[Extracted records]
________________
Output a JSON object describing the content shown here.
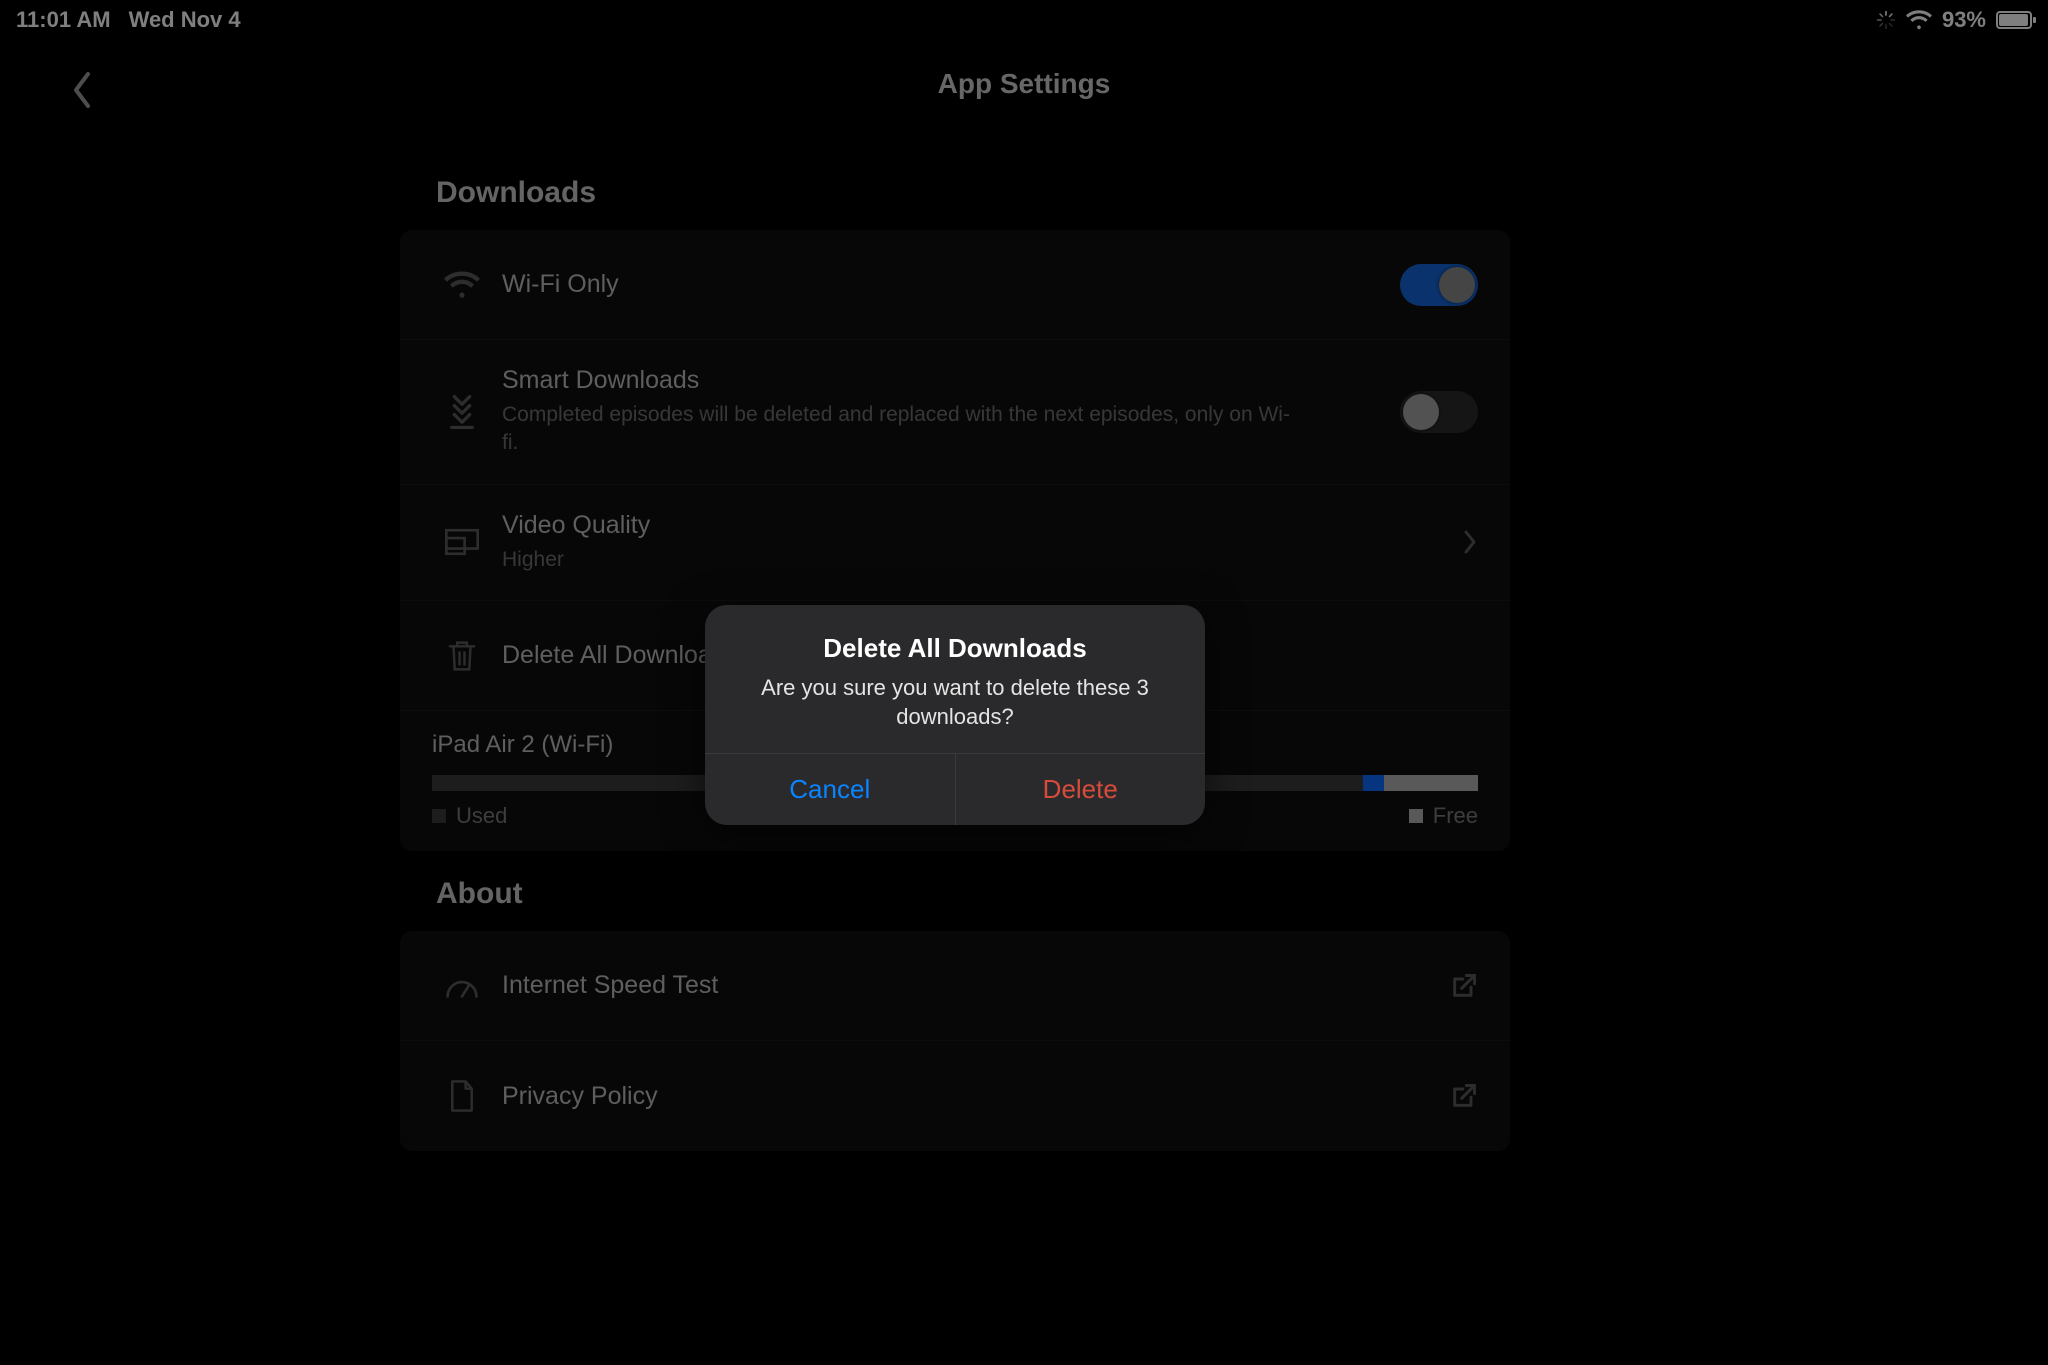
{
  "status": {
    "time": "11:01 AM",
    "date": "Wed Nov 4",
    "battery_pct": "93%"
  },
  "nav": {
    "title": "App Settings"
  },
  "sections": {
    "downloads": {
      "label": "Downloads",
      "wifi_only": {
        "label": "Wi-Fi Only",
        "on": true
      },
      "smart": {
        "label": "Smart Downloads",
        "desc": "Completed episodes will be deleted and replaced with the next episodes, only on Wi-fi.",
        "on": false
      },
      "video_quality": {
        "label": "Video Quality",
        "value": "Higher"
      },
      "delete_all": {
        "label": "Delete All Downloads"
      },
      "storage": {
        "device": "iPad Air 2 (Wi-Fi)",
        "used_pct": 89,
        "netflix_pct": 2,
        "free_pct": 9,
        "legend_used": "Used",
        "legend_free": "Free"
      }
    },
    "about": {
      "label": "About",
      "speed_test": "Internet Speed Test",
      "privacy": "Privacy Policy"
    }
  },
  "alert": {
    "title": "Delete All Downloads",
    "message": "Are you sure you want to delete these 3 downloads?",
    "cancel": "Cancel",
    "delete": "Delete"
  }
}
________________
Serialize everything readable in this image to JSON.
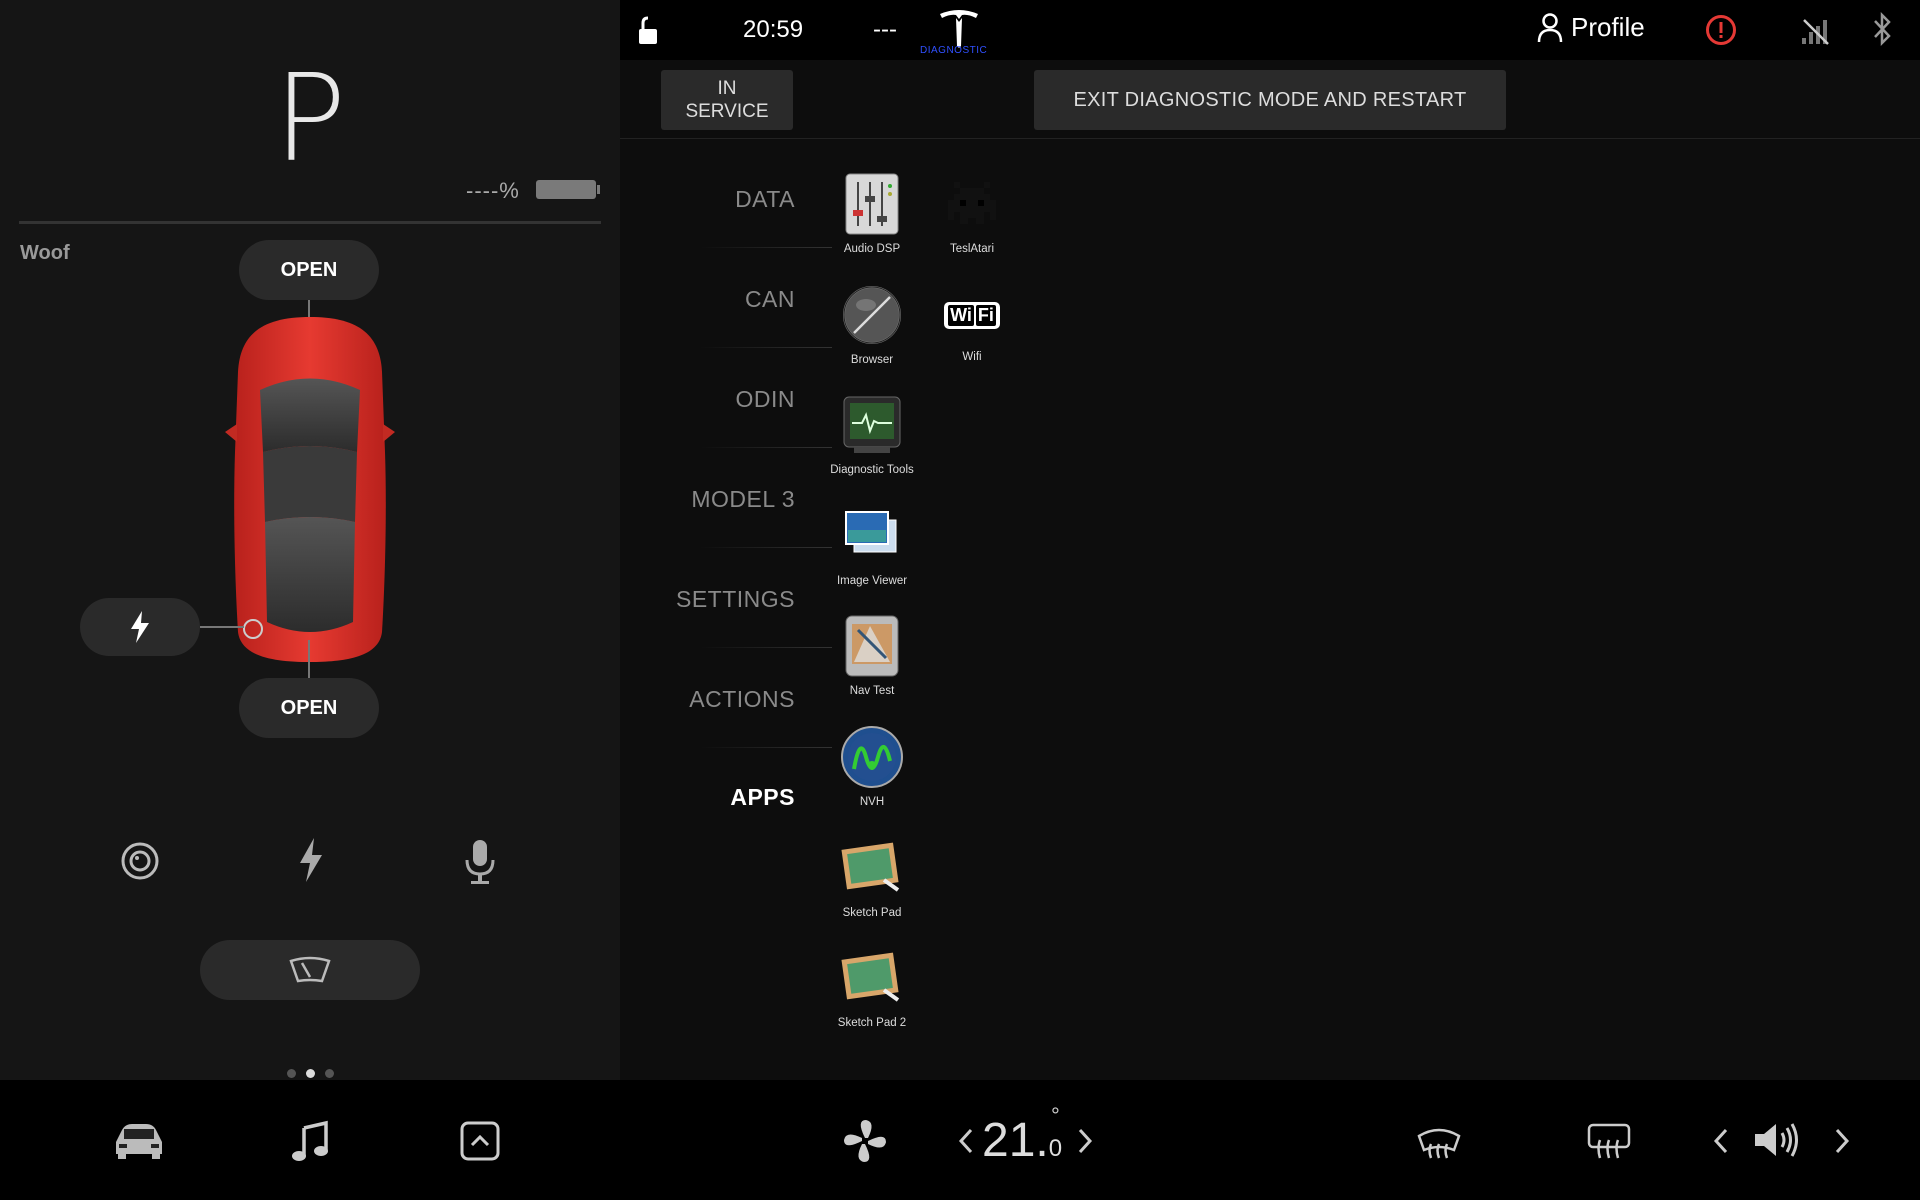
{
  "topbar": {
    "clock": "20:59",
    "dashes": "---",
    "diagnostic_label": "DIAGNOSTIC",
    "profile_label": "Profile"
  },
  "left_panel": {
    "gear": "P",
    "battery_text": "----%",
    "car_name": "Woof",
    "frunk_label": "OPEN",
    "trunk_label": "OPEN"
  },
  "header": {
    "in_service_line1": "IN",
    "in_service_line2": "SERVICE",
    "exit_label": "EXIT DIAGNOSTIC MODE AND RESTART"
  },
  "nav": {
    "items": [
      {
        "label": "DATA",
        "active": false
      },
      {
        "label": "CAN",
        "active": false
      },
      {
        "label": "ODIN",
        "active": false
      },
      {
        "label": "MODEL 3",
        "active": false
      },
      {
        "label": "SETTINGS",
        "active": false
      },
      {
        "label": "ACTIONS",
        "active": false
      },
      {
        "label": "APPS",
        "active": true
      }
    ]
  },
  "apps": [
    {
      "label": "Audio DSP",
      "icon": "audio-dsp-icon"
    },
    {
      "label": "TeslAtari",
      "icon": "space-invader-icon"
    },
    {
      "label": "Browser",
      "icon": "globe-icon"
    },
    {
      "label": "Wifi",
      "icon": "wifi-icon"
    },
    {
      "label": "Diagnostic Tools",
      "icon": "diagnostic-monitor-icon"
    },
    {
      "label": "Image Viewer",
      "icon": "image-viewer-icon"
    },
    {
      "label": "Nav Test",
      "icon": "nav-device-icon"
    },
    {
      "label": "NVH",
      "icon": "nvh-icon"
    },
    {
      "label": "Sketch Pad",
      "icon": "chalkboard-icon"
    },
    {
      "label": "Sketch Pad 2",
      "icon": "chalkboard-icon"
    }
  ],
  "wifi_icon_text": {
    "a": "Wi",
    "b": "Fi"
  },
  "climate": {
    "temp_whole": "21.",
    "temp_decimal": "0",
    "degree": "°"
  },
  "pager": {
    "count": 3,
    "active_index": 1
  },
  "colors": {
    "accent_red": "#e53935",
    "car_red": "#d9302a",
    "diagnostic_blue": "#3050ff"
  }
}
________________
=== TASK DIRECTIONS ===
Say, as a single number and nothing more, how many lines of the entries contain the word "device".

=== REPLY ===
2